● Written problem: Pictures are not part of the copy; repeat everything else in the records exactly.
##### Data shown #####
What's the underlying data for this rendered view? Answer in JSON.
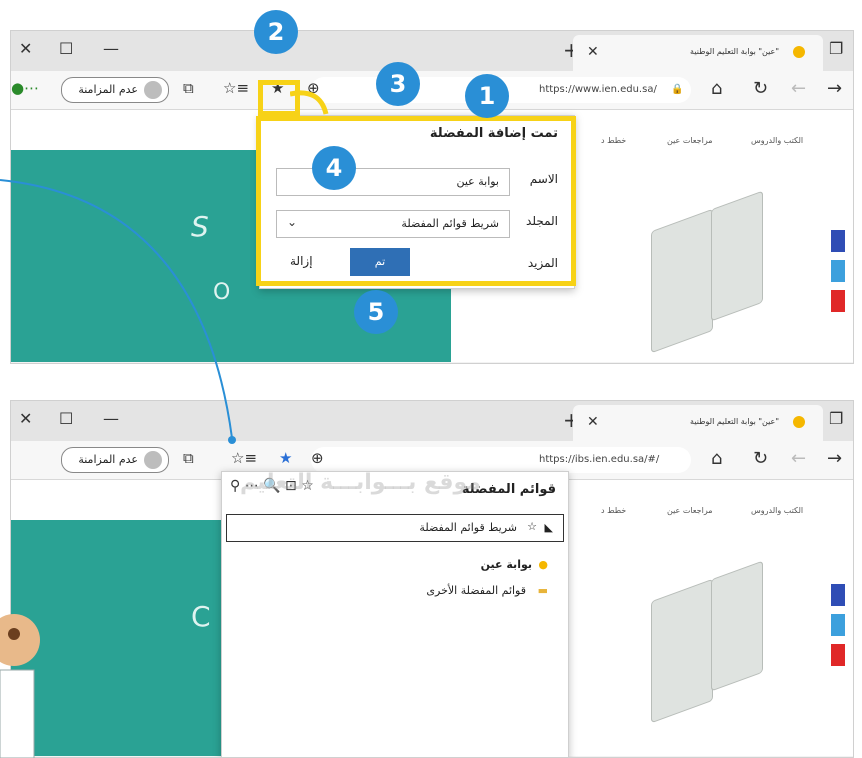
{
  "browser": {
    "tab_title": "\"عين\" بوابة التعليم الوطنية",
    "url_top": "https://www.ien.edu.sa/",
    "url_bottom": "https://ibs.ien.edu.sa/#/",
    "profile_label": "عدم المزامنة"
  },
  "page_nav": {
    "books": "الكتب والدروس",
    "reviews": "مراجعات عين",
    "plans": "خطط د"
  },
  "add_favorite_dialog": {
    "title": "تمت إضافة المفضلة",
    "name_label": "الاسم",
    "name_value": "بوابة عين",
    "folder_label": "المجلد",
    "folder_value": "شريط قوائم المفضلة",
    "more_label": "المزيد",
    "done_label": "تم",
    "remove_label": "إزالة"
  },
  "favorites_panel": {
    "title": "قوائم المفضلة",
    "folder_bar": "شريط قوائم المفضلة",
    "item_portal": "بوابة عين",
    "other_folder": "قوائم المفضلة الأخرى"
  },
  "badges": [
    "1",
    "2",
    "3",
    "4",
    "5"
  ],
  "watermark": "موقع بـــوابـــة التعليم",
  "colors": {
    "highlight": "#f7d217",
    "badge": "#2a8fd6",
    "teal": "#2aa294",
    "done_button": "#2f6fb5"
  }
}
#####
● The completed task:
What's the underlying data for this rendered view? Answer in JSON.
{
  "browser": {
    "tab_title": "\"عين\" بوابة التعليم الوطنية",
    "url_top": "https://www.ien.edu.sa/",
    "url_bottom": "https://ibs.ien.edu.sa/#/",
    "profile_label": "عدم المزامنة"
  },
  "page_nav": {
    "books": "الكتب والدروس",
    "reviews": "مراجعات عين",
    "plans": "خطط د"
  },
  "add_favorite_dialog": {
    "title": "تمت إضافة المفضلة",
    "name_label": "الاسم",
    "name_value": "بوابة عين",
    "folder_label": "المجلد",
    "folder_value": "شريط قوائم المفضلة",
    "more_label": "المزيد",
    "done_label": "تم",
    "remove_label": "إزالة"
  },
  "favorites_panel": {
    "title": "قوائم المفضلة",
    "folder_bar": "شريط قوائم المفضلة",
    "item_portal": "بوابة عين",
    "other_folder": "قوائم المفضلة الأخرى"
  },
  "badges": [
    "1",
    "2",
    "3",
    "4",
    "5"
  ],
  "watermark": "موقع بـــوابـــة التعليم",
  "colors": {
    "highlight": "#f7d217",
    "badge": "#2a8fd6",
    "teal": "#2aa294",
    "done_button": "#2f6fb5"
  }
}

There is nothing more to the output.